• GIVEN TASK
What number of lines in the material contain the word "glyph"? Give that number alone.

[Stored records]

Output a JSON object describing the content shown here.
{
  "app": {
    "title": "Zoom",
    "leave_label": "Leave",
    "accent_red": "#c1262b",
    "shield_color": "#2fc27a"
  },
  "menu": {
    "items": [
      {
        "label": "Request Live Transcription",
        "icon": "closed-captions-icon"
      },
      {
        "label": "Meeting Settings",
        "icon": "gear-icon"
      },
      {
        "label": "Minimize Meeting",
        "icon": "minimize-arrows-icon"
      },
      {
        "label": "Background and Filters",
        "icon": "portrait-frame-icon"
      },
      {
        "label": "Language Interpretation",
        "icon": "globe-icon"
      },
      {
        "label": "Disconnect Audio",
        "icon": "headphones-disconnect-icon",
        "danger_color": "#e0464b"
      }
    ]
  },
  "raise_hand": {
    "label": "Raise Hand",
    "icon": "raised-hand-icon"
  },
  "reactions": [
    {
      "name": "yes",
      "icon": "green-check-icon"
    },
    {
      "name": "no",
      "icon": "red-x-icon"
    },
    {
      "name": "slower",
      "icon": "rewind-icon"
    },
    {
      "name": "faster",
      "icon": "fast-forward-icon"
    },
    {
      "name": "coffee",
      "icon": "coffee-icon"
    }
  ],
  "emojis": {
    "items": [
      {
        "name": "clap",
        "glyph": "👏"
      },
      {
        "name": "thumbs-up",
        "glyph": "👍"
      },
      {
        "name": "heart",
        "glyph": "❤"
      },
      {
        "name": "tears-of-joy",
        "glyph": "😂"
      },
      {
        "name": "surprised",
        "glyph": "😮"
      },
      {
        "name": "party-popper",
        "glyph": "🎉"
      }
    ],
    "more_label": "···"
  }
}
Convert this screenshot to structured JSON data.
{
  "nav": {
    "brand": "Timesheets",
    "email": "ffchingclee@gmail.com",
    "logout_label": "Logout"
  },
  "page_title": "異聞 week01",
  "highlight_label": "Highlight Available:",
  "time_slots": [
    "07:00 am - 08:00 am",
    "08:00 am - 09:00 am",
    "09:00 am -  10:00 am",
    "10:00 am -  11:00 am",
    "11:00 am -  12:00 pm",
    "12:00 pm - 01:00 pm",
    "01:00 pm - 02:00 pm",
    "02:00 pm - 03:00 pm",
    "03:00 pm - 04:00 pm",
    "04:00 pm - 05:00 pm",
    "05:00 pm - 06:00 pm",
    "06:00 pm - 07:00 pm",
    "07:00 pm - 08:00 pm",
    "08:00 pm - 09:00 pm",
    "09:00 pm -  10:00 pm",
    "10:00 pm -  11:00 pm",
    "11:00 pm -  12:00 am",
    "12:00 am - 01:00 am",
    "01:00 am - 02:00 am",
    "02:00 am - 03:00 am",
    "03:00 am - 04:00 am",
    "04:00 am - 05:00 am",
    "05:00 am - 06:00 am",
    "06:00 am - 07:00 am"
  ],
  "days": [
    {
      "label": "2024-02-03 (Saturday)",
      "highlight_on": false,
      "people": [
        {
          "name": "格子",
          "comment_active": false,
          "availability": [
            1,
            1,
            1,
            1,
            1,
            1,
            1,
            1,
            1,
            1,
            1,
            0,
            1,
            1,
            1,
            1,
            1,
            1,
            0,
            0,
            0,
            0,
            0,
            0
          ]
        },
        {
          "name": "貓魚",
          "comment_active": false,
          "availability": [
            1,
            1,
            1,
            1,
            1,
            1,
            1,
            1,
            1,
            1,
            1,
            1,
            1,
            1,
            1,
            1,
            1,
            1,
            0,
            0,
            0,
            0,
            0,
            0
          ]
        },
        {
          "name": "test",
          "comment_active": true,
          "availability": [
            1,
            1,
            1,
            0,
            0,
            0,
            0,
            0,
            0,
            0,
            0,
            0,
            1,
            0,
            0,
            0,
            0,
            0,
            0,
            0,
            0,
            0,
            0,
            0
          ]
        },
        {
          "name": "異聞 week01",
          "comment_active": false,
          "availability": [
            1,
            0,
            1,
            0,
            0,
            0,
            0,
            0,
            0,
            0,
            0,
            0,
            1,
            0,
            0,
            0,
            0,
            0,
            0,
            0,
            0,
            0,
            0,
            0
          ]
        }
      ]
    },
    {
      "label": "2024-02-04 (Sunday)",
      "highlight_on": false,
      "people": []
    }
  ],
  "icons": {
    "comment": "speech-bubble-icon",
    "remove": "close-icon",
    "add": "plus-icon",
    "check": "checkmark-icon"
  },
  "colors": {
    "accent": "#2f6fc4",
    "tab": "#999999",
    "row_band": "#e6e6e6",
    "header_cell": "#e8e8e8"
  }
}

• SOLUTION TO THIS TASK
6